*DOCUMENT*.
"""

Après Malte, le pape s’est arrêté à Chypre, dans son pèlerinage sur les pas de saint Paul, l’évangélisateur, et en marche vers le synode d’octobre prochain à Rome (10-24 octobre). Le pape a choisi Chypre parce que, concentré des conflits et des espérances du Moyen Orient, qu’elle peut être exemplaire pour les nations du bassin méditerranéen.

Cette visite à la cathédrale maronite, après la visite à l’école Saint-Maron, samedi, est ainsi hautement symbolique de la vocation des chrétiens non seulement dans l’île dont un tiers est occupé par les troupes d’Ankara depuis 1974, mais de tout ce Moyen Orient chrétien.

Le pape venait d’évoquer « la longue et riche – et parfois turbulente – histoire de la communauté maronite à Chypre  et les souffrances supportées par « fidélité à leur héritage chrétien » : « leur foi ait été éprouvée comme l’or au creuset ».

Mais aujourd’hui, la responsabilité n’est pas moindre, a souligné le pape : cette foi « a maintenant été remise entre vos mains, Maronites chypriotes d’aujourd’hui », « je vous encourage à conserver comme un trésor ce grand héritage, ce don précieux ».

La fécondité des vies offertes

C’est à tout le Moyen Orient que le pape a renouvelé cet appel, en remettant aux responsables des catholiques de la région, dimanche « l’Instrument de travail » du prochain synode. Un grand absent très présent dans la prière du pape et tous les esprits : Mgr Luigi Padovese, tué, jeudi, à Iskenderun. Il a été un des artisans du document, en tant que vicaire apostolique d’Anatolie et président de la conférence épiscopale turque. Son chauffeur de 26 ans, à son service depuis 4 ans, l’a poignardé, invoquant une « révélation ».

Qui contestera la fécondité de ces vies offertes, à la veille des derniers déplacements du pape, qui ont tous été un succès, alors qu’il avait été violemment attaqué dans la presse internationale ? Le cardinal Tomas Spidlik, qui s’est éteint le 16 avril, le jour même de l’anniversaire de Benoît XVI, avant la visite à Malte (17-18 avril), le cardinal Paul Augustin Mayer, le 30 avril, avant le pèlerinage à Turin (2 mai), le cardinal Luigi Poggi, le 4 mai, avant la visite au Portugal (11-14 mai). Le collège pourpre des cardinaux et le collège épiscopal ne participent-ils pas à la mission du Successeur de Pierre de façon mystérieuse et réelle ? Les martyrs du Moyen Orient ne participent-ils pas à la mission de l’Eglise de façon féconde, dans le Christ ? Le pape avait fait observer à l’angélus, à propos de la béatification du P. Jerzy Popielusko : « son ministère zélé et son martyre sont un signe éloquent de la victoire du bien sur le mal ». Et au moment de quitter Chypre, le pape a constaté que son voyage avait été « bref et fécond ».

"""

*DONNÉES FOURNIES*.
"""

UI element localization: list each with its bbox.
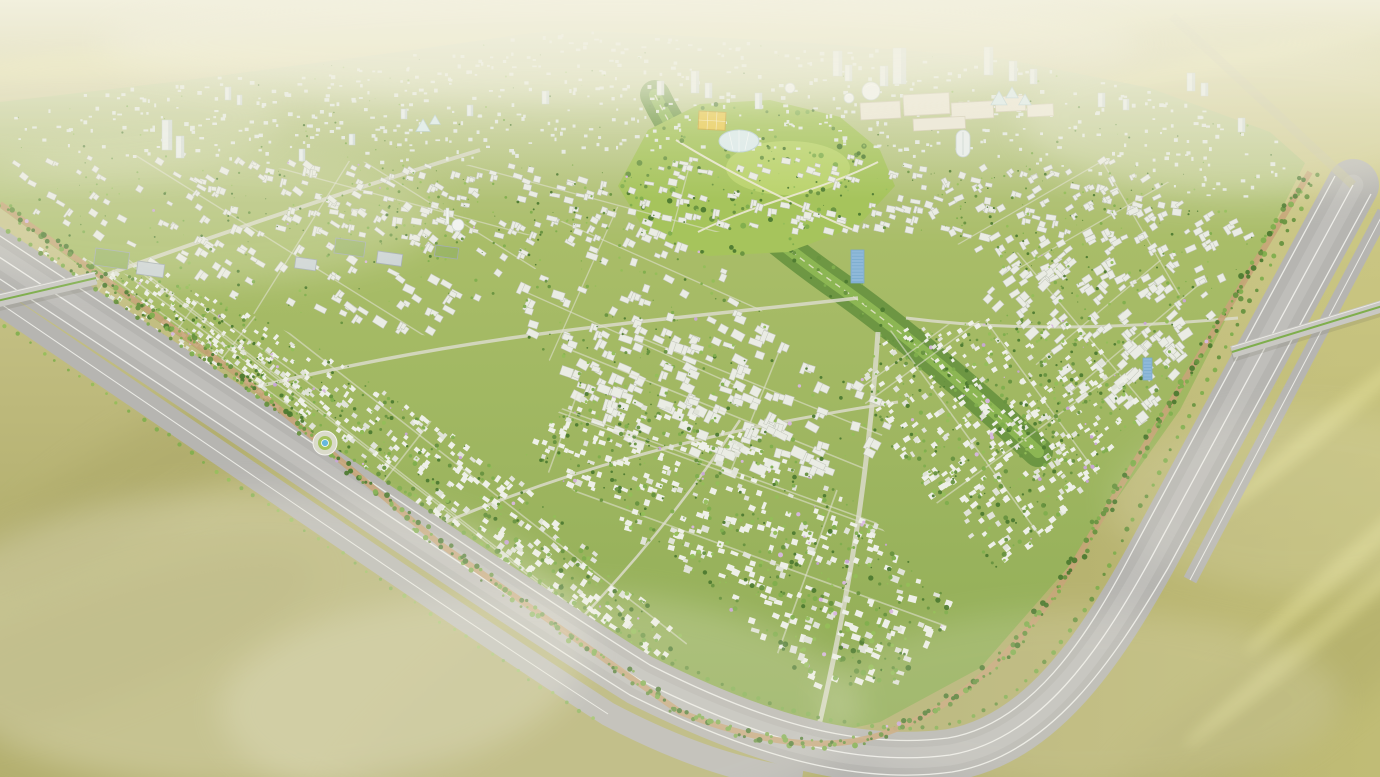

"""

*À COMPLÉTER*.
[A] D'après l'article sur la visite du pape à Chypre, depuis quelle année un tiers de l'île est-il occupé par les troupes d'Ankara ?
[B] Poursuivez l'article sur la visite du pape à Chypre en reprenant juste après sa dernière phrase.

*CORRIGÉ*.
[A] Depuis 1974.

[B]
Artisans de communion

Lors de sa visite à la cathédrale maronite, Benoît XVI a souligné un autre aspect de la vie des chrétiens du Moyen Orient : « L’édifice de cette cathédrale nous rappelle également une vérité spirituelle importante. Saint Pierre nous dit que nous, Chrétiens, nous sommes les pierres vivantes « qui servent à construire le Temple spirituel, et nous sommes le sacerdoce saint, présentant des offrandes spirituelles que Dieu pourra accepter à cause du Christ Jésus » (1 P 2, 4-5). Avec les chrétiens du monde entier, nous faisons partie du grand Temple qui est le Corps Mystique du Christ ».

Un Moyen Orient chrétien fait de cultures et de rites anciens et riche de spiritualité : « Notre culte spirituel, offert en une multitude de langues, en une multitude de lieux et à travers une belle variété de liturgies, est une expression de l’unique voix du Peuple de Dieu, uni dans la prière et dans l’action de grâce envers lui, et dans la communion permanente les uns avec les autres. Cette communion à laquelle nous tenons chèrement nous pousse à porter à tout le genre humain la Bonne Nouvelle accueillie dans notre vie nouvelle dans le Christ ».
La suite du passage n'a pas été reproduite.